● WHAT YOU HAVE TO DO: Locate the string "социальных" throughout the material and copy every line in which it occurs.

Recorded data

* START *

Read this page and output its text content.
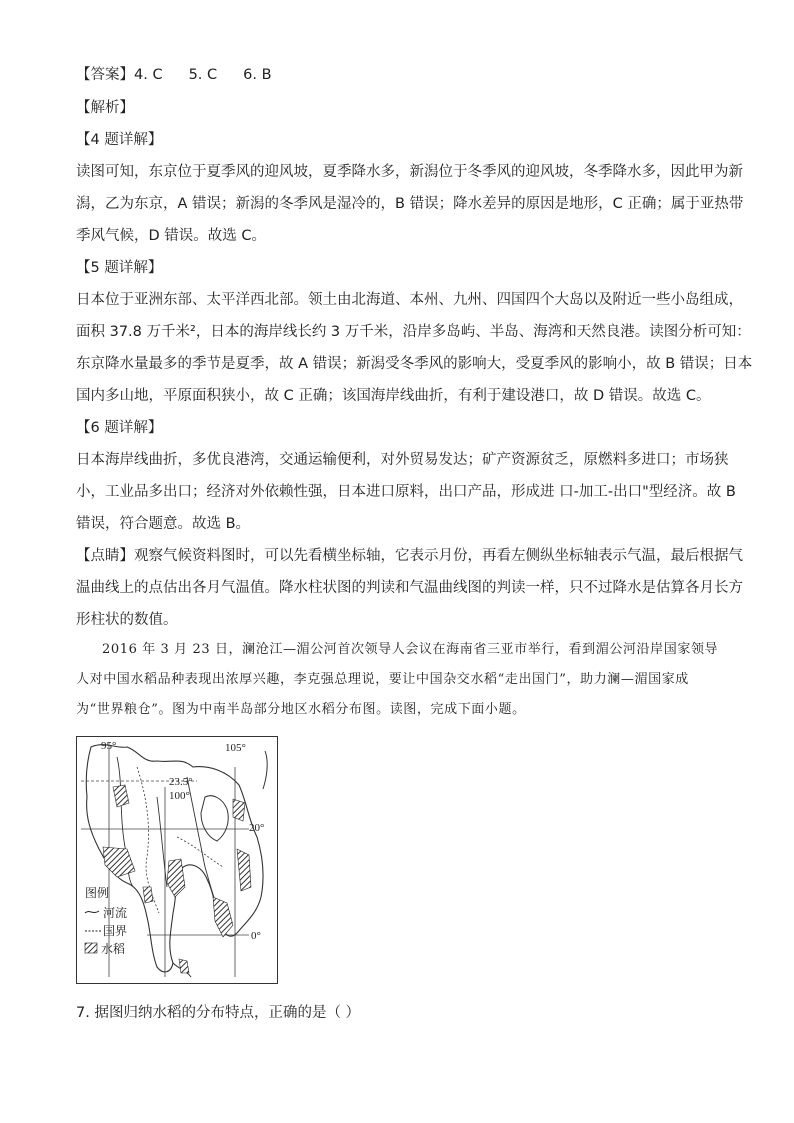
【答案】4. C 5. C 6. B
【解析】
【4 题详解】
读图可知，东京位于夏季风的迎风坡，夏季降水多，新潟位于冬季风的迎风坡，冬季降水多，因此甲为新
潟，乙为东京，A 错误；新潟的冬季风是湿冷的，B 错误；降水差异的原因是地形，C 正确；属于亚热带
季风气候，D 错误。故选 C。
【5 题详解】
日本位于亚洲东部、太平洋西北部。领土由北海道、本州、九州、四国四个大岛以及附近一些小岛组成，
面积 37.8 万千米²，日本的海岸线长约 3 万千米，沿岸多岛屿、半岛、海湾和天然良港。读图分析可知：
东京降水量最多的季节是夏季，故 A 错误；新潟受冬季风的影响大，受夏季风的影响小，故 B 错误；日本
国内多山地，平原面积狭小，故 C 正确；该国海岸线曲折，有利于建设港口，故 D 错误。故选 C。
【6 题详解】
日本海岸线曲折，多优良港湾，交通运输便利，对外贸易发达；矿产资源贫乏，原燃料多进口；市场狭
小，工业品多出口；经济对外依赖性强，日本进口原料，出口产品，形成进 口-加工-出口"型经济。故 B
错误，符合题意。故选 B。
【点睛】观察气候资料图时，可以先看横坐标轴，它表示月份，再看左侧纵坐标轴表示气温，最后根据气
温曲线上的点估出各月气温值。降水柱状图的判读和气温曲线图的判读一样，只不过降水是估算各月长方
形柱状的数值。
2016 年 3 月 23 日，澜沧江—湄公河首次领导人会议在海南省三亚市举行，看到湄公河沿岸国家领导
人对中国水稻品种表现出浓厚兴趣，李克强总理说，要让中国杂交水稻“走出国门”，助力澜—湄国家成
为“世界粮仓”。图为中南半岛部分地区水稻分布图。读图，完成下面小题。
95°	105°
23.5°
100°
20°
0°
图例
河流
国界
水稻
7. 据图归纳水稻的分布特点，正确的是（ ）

* END *
* START *

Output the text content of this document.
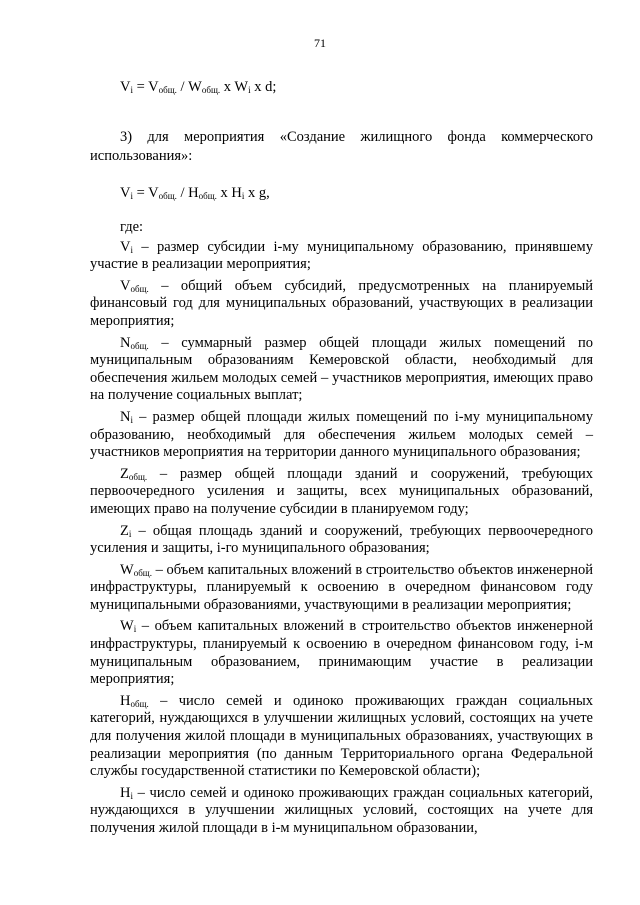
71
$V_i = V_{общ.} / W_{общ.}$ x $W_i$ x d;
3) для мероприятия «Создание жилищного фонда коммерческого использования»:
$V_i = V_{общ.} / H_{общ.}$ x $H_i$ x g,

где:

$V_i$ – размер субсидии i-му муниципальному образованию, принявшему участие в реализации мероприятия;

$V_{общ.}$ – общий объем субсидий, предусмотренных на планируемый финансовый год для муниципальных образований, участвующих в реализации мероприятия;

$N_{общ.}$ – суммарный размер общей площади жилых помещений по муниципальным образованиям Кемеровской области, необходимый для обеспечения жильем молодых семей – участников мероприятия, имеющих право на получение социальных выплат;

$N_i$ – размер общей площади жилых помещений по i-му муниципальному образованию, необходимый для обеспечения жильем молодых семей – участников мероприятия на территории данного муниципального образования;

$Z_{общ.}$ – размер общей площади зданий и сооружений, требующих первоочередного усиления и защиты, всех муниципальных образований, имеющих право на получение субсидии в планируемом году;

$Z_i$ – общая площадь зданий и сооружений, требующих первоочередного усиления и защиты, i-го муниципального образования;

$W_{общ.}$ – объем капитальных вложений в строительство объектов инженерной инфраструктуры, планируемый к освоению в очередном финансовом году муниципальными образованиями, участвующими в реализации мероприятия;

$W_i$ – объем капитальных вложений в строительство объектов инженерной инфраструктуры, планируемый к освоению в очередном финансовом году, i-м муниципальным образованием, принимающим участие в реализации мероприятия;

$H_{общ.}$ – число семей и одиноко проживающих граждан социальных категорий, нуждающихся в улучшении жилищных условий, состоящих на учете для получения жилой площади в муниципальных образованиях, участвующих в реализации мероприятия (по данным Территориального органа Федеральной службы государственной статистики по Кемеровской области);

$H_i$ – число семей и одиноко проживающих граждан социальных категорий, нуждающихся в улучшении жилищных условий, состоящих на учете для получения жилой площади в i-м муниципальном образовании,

* END *

● ANSWER IN FULL:
$N_{общ.}$ – суммарный размер общей площади жилых помещений по муниципальным образованиям Кемеровской области, необходимый для обеспечения жильем молодых семей – участников мероприятия, имеющих право на получение социальных выплат;
$H_{общ.}$ – число семей и одиноко проживающих граждан социальных категорий, нуждающихся в улучшении жилищных условий, состоящих на учете для получения жилой площади в муниципальных образованиях, участвующих в реализации мероприятия (по данным Территориального органа Федеральной службы государственной статистики по Кемеровской области);
$H_i$ – число семей и одиноко проживающих граждан социальных категорий, нуждающихся в улучшении жилищных условий, состоящих на учете для получения жилой площади в i-м муниципальном образовании,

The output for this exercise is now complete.